[[ PROVIDED MATERIAL open ]]
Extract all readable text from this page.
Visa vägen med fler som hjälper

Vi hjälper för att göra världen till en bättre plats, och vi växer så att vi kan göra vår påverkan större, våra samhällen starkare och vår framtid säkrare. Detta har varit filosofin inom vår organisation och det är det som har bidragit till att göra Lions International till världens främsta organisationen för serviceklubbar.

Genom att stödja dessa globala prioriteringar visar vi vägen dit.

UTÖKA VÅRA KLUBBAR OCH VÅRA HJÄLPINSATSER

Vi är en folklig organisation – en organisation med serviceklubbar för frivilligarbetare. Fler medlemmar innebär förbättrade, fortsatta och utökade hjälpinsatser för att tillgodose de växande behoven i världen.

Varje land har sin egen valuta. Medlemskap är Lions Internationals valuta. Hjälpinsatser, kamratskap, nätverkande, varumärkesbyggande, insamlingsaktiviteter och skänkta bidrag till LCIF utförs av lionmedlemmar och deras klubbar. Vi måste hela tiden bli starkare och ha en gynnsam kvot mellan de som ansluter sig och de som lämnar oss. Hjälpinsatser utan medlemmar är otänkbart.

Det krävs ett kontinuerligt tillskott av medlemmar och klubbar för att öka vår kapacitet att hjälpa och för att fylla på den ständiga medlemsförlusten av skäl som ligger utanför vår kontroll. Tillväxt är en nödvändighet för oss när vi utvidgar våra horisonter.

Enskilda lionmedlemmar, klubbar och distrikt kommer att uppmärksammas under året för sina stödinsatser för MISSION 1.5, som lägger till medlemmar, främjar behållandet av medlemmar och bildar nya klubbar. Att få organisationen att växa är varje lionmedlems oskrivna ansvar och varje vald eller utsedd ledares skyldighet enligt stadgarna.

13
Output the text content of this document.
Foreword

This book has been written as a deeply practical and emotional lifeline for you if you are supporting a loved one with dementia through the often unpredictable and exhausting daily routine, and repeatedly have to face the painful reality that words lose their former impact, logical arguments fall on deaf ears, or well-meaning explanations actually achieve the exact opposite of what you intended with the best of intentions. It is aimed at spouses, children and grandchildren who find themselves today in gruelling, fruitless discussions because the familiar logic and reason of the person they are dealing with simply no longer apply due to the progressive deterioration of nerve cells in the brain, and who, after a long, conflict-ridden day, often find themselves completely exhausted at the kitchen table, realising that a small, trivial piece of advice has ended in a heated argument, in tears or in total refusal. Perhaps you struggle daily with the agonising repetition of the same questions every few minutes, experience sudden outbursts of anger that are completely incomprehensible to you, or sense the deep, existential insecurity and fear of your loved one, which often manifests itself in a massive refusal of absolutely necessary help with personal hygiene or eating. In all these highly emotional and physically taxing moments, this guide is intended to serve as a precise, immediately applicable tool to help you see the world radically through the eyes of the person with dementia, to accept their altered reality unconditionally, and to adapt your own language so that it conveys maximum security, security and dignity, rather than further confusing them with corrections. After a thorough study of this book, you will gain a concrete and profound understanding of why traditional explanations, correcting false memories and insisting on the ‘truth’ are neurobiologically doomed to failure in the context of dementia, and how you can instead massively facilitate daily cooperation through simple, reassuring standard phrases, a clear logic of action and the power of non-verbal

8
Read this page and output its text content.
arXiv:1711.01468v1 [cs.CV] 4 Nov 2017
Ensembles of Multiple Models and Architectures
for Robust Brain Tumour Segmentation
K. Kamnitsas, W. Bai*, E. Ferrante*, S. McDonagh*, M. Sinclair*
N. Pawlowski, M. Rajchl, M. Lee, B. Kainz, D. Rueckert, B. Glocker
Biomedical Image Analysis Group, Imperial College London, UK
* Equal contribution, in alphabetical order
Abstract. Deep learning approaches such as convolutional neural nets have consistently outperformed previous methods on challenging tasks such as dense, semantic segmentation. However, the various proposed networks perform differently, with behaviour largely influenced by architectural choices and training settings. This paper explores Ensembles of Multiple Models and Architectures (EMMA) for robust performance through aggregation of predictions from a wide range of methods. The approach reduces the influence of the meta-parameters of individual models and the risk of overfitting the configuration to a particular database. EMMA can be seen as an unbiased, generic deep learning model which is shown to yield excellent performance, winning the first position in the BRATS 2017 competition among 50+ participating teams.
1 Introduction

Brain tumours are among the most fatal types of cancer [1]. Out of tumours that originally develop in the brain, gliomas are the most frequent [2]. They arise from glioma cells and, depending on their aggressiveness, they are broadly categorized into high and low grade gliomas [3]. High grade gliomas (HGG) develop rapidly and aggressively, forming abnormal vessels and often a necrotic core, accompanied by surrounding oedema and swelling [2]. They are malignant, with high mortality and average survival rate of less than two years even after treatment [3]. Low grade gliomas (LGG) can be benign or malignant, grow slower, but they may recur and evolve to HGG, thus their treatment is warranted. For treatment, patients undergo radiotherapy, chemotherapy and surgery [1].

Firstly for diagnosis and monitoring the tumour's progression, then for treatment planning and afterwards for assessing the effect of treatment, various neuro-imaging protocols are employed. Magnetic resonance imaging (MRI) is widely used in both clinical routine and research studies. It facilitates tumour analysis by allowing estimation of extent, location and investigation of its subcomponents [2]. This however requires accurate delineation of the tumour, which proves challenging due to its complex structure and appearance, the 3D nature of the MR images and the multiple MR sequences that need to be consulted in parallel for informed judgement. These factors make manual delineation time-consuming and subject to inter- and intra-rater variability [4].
[[ PROVIDED MATERIAL closed ]]
● YOUR OBJECTIVE: Copy out the records once more, exactly as they are written.

● RESULT FOR THIS EXERCISE:
Extract all readable text from this page.
Visa vägen med fler som hjälper

Vi hjälper för att göra världen till en bättre plats, och vi växer så att vi kan göra vår påverkan större, våra samhällen starkare och vår framtid säkrare. Detta har varit filosofin inom vår organisation och det är det som har bidragit till att göra Lions International till världens främsta organisationen för serviceklubbar.

Genom att stödja dessa globala prioriteringar visar vi vägen dit.

UTÖKA VÅRA KLUBBAR OCH VÅRA HJÄLPINSATSER

Vi är en folklig organisation – en organisation med serviceklubbar för frivilligarbetare. Fler medlemmar innebär förbättrade, fortsatta och utökade hjälpinsatser för att tillgodose de växande behoven i världen.

Varje land har sin egen valuta. Medlemskap är Lions Internationals valuta. Hjälpinsatser, kamratskap, nätverkande, varumärkesbyggande, insamlingsaktiviteter och skänkta bidrag till LCIF utförs av lionmedlemmar och deras klubbar. Vi måste hela tiden bli starkare och ha en gynnsam kvot mellan de som ansluter sig och de som lämnar oss. Hjälpinsatser utan medlemmar är otänkbart.

Det krävs ett kontinuerligt tillskott av medlemmar och klubbar för att öka vår kapacitet att hjälpa och för att fylla på den ständiga medlemsförlusten av skäl som ligger utanför vår kontroll. Tillväxt är en nödvändighet för oss när vi utvidgar våra horisonter.

Enskilda lionmedlemmar, klubbar och distrikt kommer att uppmärksammas under året för sina stödinsatser för MISSION 1.5, som lägger till medlemmar, främjar behållandet av medlemmar och bildar nya klubbar. Att få organisationen att växa är varje lionmedlems oskrivna ansvar och varje vald eller utsedd ledares skyldighet enligt stadgarna.

13
Output the text content of this document.
Foreword

This book has been written as a deeply practical and emotional lifeline for you if you are supporting a loved one with dementia through the often unpredictable and exhausting daily routine, and repeatedly have to face the painful reality that words lose their former impact, logical arguments fall on deaf ears, or well-meaning explanations actually achieve the exact opposite of what you intended with the best of intentions. It is aimed at spouses, children and grandchildren who find themselves today in gruelling, fruitless discussions because the familiar logic and reason of the person they are dealing with simply no longer apply due to the progressive deterioration of nerve cells in the brain, and who, after a long, conflict-ridden day, often find themselves completely exhausted at the kitchen table, realising that a small, trivial piece of advice has ended in a heated argument, in tears or in total refusal. Perhaps you struggle daily with the agonising repetition of the same questions every few minutes, experience sudden outbursts of anger that are completely incomprehensible to you, or sense the deep, existential insecurity and fear of your loved one, which often manifests itself in a massive refusal of absolutely necessary help with personal hygiene or eating. In all these highly emotional and physically taxing moments, this guide is intended to serve as a precise, immediately applicable tool to help you see the world radically through the eyes of the person with dementia, to accept their altered reality unconditionally, and to adapt your own language so that it conveys maximum security, security and dignity, rather than further confusing them with corrections. After a thorough study of this book, you will gain a concrete and profound understanding of why traditional explanations, correcting false memories and insisting on the ‘truth’ are neurobiologically doomed to failure in the context of dementia, and how you can instead massively facilitate daily cooperation through simple, reassuring standard phrases, a clear logic of action and the power of non-verbal

8
Read this page and output its text content.
arXiv:1711.01468v1 [cs.CV] 4 Nov 2017
Ensembles of Multiple Models and Architectures
for Robust Brain Tumour Segmentation
K. Kamnitsas, W. Bai*, E. Ferrante*, S. McDonagh*, M. Sinclair*
N. Pawlowski, M. Rajchl, M. Lee, B. Kainz, D. Rueckert, B. Glocker
Biomedical Image Analysis Group, Imperial College London, UK
* Equal contribution, in alphabetical order
Abstract. Deep learning approaches such as convolutional neural nets have consistently outperformed previous methods on challenging tasks such as dense, semantic segmentation. However, the various proposed networks perform differently, with behaviour largely influenced by architectural choices and training settings. This paper explores Ensembles of Multiple Models and Architectures (EMMA) for robust performance through aggregation of predictions from a wide range of methods. The approach reduces the influence of the meta-parameters of individual models and the risk of overfitting the configuration to a particular database. EMMA can be seen as an unbiased, generic deep learning model which is shown to yield excellent performance, winning the first position in the BRATS 2017 competition among 50+ participating teams.
1 Introduction

Brain tumours are among the most fatal types of cancer [1]. Out of tumours that originally develop in the brain, gliomas are the most frequent [2]. They arise from glioma cells and, depending on their aggressiveness, they are broadly categorized into high and low grade gliomas [3]. High grade gliomas (HGG) develop rapidly and aggressively, forming abnormal vessels and often a necrotic core, accompanied by surrounding oedema and swelling [2]. They are malignant, with high mortality and average survival rate of less than two years even after treatment [3]. Low grade gliomas (LGG) can be benign or malignant, grow slower, but they may recur and evolve to HGG, thus their treatment is warranted. For treatment, patients undergo radiotherapy, chemotherapy and surgery [1].

Firstly for diagnosis and monitoring the tumour's progression, then for treatment planning and afterwards for assessing the effect of treatment, various neuro-imaging protocols are employed. Magnetic resonance imaging (MRI) is widely used in both clinical routine and research studies. It facilitates tumour analysis by allowing estimation of extent, location and investigation of its subcomponents [2]. This however requires accurate delineation of the tumour, which proves challenging due to its complex structure and appearance, the 3D nature of the MR images and the multiple MR sequences that need to be consulted in parallel for informed judgement. These factors make manual delineation time-consuming and subject to inter- and intra-rater variability [4].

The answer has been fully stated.